Return the number of lines that contain the word "percent", and return nothing else.

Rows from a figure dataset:
<<<<
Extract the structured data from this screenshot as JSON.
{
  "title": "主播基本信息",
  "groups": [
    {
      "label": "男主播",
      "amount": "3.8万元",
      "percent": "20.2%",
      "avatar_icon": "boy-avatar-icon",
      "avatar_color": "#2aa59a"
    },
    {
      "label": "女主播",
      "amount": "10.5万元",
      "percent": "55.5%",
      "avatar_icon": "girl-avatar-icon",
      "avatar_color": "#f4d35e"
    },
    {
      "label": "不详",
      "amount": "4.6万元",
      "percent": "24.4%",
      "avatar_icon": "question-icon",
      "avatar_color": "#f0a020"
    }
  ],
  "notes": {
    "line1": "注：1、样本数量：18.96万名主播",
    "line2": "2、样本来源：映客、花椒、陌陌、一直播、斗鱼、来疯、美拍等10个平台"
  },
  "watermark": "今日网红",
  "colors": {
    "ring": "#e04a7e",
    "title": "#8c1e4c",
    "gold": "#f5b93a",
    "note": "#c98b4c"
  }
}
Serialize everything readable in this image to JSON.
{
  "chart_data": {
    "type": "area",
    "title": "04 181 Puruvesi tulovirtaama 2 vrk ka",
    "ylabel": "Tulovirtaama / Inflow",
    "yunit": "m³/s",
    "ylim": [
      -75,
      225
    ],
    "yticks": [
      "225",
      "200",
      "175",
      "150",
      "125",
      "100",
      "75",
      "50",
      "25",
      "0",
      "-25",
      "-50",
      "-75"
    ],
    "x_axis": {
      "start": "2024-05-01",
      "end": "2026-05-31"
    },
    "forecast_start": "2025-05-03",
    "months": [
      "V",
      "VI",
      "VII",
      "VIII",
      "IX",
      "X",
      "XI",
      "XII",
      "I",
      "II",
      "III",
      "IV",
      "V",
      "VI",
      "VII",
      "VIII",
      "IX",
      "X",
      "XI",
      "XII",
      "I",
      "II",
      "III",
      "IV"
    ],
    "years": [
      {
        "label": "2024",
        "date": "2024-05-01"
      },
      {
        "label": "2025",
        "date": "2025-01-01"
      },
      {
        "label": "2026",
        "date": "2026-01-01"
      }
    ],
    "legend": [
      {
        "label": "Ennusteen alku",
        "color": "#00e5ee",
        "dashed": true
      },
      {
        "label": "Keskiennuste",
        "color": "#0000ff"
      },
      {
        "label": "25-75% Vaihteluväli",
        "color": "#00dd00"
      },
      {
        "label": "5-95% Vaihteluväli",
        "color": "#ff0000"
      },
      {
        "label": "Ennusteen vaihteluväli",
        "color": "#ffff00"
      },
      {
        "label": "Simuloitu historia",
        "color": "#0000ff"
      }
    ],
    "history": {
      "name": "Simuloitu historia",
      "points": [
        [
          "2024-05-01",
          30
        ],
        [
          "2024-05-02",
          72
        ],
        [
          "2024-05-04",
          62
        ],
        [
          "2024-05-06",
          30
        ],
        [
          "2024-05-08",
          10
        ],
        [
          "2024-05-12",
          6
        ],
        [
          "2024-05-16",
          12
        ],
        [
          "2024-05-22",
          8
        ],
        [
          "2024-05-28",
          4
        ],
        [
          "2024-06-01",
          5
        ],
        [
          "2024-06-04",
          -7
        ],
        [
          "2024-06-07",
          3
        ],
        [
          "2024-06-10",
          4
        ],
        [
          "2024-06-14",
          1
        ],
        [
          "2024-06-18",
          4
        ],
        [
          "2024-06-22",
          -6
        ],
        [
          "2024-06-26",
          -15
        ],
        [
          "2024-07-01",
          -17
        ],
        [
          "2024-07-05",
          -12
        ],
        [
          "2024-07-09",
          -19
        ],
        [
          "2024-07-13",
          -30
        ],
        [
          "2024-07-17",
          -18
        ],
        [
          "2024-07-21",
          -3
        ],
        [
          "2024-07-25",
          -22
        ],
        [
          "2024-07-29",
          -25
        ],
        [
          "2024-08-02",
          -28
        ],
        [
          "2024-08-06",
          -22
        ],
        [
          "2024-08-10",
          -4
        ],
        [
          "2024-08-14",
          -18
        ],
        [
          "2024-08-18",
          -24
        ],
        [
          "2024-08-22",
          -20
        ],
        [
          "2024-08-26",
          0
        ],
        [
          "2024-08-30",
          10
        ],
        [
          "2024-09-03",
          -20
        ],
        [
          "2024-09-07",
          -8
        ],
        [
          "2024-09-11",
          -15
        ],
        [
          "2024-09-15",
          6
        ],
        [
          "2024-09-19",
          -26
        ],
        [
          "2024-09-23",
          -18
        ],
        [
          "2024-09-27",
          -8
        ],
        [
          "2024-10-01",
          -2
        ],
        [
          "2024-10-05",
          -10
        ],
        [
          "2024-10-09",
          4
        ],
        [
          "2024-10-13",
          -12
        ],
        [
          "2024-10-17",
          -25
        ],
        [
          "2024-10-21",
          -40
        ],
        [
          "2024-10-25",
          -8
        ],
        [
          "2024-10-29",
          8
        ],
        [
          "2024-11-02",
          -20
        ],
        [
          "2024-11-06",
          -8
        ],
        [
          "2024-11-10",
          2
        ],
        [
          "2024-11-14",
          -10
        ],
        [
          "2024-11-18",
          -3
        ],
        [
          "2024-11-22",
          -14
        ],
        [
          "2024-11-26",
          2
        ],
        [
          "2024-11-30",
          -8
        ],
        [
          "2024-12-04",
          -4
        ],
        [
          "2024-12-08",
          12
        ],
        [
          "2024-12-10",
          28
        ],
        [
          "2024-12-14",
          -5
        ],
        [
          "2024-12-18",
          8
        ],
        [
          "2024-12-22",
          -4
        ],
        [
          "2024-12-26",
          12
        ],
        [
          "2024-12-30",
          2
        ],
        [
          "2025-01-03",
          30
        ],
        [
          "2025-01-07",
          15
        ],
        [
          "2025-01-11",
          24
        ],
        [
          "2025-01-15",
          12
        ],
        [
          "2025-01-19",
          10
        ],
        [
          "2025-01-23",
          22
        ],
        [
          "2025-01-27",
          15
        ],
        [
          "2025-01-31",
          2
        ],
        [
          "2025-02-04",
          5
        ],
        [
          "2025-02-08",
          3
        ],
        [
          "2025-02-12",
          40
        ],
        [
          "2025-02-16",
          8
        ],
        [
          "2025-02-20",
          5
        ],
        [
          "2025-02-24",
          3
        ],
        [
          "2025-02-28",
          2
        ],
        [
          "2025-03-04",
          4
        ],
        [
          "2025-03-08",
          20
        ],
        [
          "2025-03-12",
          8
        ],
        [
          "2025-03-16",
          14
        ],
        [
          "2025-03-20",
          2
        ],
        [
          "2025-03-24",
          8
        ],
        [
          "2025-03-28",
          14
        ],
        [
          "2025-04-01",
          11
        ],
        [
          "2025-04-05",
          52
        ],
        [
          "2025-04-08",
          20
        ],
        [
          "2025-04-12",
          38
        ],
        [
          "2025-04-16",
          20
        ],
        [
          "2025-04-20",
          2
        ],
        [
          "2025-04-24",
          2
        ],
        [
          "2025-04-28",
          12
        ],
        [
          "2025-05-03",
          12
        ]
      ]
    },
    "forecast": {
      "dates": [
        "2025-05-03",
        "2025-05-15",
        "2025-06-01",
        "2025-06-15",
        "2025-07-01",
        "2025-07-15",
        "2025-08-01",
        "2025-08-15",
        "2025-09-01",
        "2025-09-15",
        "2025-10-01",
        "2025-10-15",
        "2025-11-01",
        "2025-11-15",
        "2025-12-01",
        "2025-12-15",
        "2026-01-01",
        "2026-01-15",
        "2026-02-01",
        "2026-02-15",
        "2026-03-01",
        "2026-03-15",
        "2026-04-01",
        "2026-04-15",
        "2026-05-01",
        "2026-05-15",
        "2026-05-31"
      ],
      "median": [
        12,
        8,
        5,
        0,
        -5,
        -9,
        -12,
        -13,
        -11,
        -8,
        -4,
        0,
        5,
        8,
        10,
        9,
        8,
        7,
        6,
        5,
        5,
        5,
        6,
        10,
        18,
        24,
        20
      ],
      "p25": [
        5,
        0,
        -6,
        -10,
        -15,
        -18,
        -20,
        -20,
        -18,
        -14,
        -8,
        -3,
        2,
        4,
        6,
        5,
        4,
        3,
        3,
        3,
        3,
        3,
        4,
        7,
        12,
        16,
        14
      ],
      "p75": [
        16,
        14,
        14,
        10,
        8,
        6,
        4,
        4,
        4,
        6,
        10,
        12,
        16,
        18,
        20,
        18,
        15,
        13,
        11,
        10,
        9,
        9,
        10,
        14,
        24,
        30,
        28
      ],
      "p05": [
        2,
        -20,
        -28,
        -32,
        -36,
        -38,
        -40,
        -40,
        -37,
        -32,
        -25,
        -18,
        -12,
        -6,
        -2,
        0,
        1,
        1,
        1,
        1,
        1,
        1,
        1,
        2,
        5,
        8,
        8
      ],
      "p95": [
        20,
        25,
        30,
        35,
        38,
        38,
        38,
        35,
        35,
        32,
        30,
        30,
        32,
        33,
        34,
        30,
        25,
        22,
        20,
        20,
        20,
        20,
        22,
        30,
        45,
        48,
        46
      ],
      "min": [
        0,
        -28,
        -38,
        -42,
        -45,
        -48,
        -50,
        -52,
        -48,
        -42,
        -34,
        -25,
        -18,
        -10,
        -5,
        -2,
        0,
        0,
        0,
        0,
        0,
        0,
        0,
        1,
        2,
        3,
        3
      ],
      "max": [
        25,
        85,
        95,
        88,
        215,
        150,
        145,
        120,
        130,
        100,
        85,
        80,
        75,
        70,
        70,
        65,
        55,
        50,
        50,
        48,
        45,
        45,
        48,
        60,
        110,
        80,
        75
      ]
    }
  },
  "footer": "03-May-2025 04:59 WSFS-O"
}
>>>>
In response: 3